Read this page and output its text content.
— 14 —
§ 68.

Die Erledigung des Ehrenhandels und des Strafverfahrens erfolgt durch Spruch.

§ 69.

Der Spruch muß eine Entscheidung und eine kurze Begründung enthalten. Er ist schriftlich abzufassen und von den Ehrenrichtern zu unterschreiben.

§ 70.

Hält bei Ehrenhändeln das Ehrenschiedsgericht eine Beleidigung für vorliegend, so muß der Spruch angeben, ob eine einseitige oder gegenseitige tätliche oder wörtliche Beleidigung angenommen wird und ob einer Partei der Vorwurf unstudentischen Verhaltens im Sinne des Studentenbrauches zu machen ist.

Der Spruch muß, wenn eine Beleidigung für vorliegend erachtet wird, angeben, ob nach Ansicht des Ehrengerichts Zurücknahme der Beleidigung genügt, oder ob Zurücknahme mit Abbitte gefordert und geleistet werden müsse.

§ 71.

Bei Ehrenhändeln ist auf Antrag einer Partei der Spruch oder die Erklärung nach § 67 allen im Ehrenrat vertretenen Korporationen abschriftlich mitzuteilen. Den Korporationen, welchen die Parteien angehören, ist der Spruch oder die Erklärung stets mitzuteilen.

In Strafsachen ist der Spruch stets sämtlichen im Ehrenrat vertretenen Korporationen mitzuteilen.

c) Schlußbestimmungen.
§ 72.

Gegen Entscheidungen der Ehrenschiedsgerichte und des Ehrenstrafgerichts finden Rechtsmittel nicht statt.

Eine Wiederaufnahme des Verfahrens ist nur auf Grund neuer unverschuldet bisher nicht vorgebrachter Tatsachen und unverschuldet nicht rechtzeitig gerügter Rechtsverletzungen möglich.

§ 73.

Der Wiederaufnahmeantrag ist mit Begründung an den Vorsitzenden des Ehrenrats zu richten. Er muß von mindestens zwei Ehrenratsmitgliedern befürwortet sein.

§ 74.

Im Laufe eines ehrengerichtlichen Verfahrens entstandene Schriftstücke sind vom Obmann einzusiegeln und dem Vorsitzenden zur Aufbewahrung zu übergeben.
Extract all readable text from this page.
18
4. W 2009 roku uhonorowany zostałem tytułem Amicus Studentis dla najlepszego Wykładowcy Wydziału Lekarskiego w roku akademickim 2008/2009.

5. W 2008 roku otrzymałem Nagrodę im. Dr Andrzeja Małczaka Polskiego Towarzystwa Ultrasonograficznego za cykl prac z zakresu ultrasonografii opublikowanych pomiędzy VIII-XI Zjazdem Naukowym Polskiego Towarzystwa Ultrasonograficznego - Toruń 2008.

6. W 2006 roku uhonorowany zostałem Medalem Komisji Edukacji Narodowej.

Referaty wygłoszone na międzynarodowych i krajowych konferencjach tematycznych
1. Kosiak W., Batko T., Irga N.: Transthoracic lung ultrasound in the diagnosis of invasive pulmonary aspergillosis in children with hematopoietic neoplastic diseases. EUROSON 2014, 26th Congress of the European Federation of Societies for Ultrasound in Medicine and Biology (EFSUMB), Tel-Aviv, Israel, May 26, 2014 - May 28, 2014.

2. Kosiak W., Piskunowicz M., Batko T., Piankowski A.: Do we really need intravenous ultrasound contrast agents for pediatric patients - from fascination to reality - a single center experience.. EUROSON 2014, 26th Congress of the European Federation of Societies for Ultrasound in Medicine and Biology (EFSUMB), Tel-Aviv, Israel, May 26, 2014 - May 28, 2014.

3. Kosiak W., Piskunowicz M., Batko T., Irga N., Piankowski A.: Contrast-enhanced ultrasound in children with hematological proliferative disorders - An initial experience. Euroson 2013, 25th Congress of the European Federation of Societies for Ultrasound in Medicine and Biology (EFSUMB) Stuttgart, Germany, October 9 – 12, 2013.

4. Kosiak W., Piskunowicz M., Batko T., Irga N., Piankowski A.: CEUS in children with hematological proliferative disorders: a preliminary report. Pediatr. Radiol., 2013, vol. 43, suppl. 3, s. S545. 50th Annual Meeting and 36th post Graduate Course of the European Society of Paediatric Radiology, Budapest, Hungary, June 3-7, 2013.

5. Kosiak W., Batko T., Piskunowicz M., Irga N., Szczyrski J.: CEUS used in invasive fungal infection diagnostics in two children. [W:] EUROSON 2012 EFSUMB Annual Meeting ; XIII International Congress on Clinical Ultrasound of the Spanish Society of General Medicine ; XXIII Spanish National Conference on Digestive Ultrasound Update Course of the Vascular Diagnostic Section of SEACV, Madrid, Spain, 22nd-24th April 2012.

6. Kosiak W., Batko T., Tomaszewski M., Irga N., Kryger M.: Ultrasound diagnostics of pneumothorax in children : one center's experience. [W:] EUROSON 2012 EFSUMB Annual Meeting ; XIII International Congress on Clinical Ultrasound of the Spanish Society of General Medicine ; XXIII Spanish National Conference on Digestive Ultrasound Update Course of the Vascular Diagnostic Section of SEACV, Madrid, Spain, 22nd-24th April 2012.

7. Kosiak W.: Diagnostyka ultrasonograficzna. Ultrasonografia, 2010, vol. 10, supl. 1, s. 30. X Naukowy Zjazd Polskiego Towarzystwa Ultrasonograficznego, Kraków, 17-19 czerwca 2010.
_____
• [Prompt]: The expected answer is every line above in which the word "uhonorowany" appears.

• [Response for this exercise]:
4. W 2009 roku uhonorowany zostałem tytułem Amicus Studentis dla najlepszego Wykładowcy Wydziału Lekarskiego w roku akademickim 2008/2009.
6. W 2006 roku uhonorowany zostałem Medalem Komisji Edukacji Narodowej.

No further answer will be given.